- MATERIAL PROVIDED:
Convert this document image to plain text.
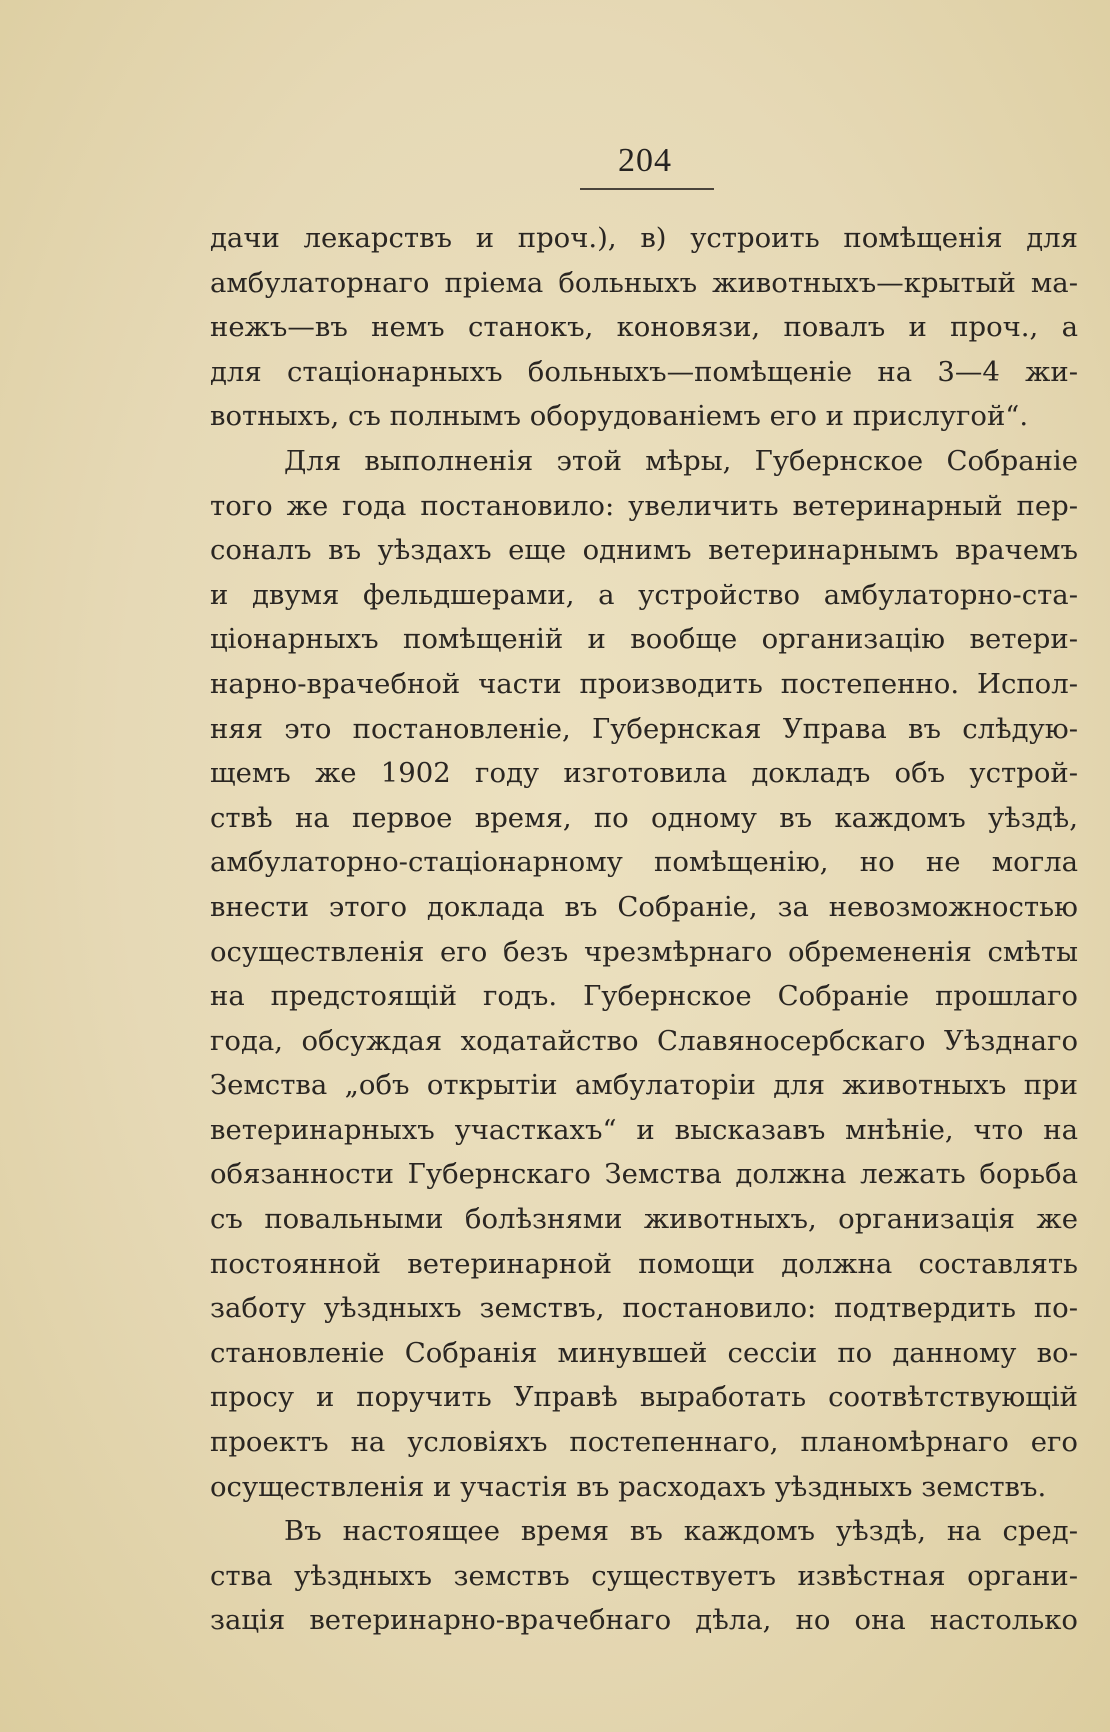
204
дачи лекарствъ и проч.), в) устроить помѣщенія для
амбулаторнаго пріема больныхъ животныхъ—крытый ма-
нежъ—въ немъ станокъ, коновязи, повалъ и проч., а
для стаціонарныхъ больныхъ—помѣщеніе на 3—4 жи-
вотныхъ, съ полнымъ оборудованіемъ его и прислугой“.
Для выполненія этой мѣры, Губернское Собраніе
того же года постановило: увеличить ветеринарный пер-
соналъ въ уѣздахъ еще однимъ ветеринарнымъ врачемъ
и двумя фельдшерами, а устройство амбулаторно-ста-
ціонарныхъ помѣщеній и вообще организацію ветери-
нарно-врачебной части производить постепенно. Испол-
няя это постановленіе, Губернская Управа въ слѣдую-
щемъ же 1902 году изготовила докладъ объ устрой-
ствѣ на первое время, по одному въ каждомъ уѣздѣ,
амбулаторно-стаціонарному помѣщенію, но не могла
внести этого доклада въ Собраніе, за невозможностью
осуществленія его безъ чрезмѣрнаго обремененія смѣты
на предстоящій годъ. Губернское Собраніе прошлаго
года, обсуждая ходатайство Славяносербскаго Уѣзднаго
Земства „объ открытіи амбулаторіи для животныхъ при
ветеринарныхъ участкахъ“ и высказавъ мнѣніе, что на
обязанности Губернскаго Земства должна лежать борьба
съ повальными болѣзнями животныхъ, организація же
постоянной ветеринарной помощи должна составлять
заботу уѣздныхъ земствъ, постановило: подтвердить по-
становленіе Собранія минувшей сессіи по данному во-
просу и поручить Управѣ выработать соотвѣтствующій
проектъ на условіяхъ постепеннаго, планомѣрнаго его
осуществленія и участія въ расходахъ уѣздныхъ земствъ.
Въ настоящее время въ каждомъ уѣздѣ, на сред-
ства уѣздныхъ земствъ существуетъ извѣстная органи-
зація ветеринарно-врачебнаго дѣла, но она настолько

- REQUIRED WORK:
The records above are to be quoted exactly, with all pictures left out.

- EXERCISE RESULT:
Convert this document image to plain text.
204
дачи лекарствъ и проч.), в) устроить помѣщенія для
амбулаторнаго пріема больныхъ животныхъ—крытый ма-
нежъ—въ немъ станокъ, коновязи, повалъ и проч., а
для стаціонарныхъ больныхъ—помѣщеніе на 3—4 жи-
вотныхъ, съ полнымъ оборудованіемъ его и прислугой“.
Для выполненія этой мѣры, Губернское Собраніе
того же года постановило: увеличить ветеринарный пер-
соналъ въ уѣздахъ еще однимъ ветеринарнымъ врачемъ
и двумя фельдшерами, а устройство амбулаторно-ста-
ціонарныхъ помѣщеній и вообще организацію ветери-
нарно-врачебной части производить постепенно. Испол-
няя это постановленіе, Губернская Управа въ слѣдую-
щемъ же 1902 году изготовила докладъ объ устрой-
ствѣ на первое время, по одному въ каждомъ уѣздѣ,
амбулаторно-стаціонарному помѣщенію, но не могла
внести этого доклада въ Собраніе, за невозможностью
осуществленія его безъ чрезмѣрнаго обремененія смѣты
на предстоящій годъ. Губернское Собраніе прошлаго
года, обсуждая ходатайство Славяносербскаго Уѣзднаго
Земства „объ открытіи амбулаторіи для животныхъ при
ветеринарныхъ участкахъ“ и высказавъ мнѣніе, что на
обязанности Губернскаго Земства должна лежать борьба
съ повальными болѣзнями животныхъ, организація же
постоянной ветеринарной помощи должна составлять
заботу уѣздныхъ земствъ, постановило: подтвердить по-
становленіе Собранія минувшей сессіи по данному во-
просу и поручить Управѣ выработать соотвѣтствующій
проектъ на условіяхъ постепеннаго, планомѣрнаго его
осуществленія и участія въ расходахъ уѣздныхъ земствъ.
Въ настоящее время въ каждомъ уѣздѣ, на сред-
ства уѣздныхъ земствъ существуетъ извѣстная органи-
зація ветеринарно-врачебнаго дѣла, но она настолько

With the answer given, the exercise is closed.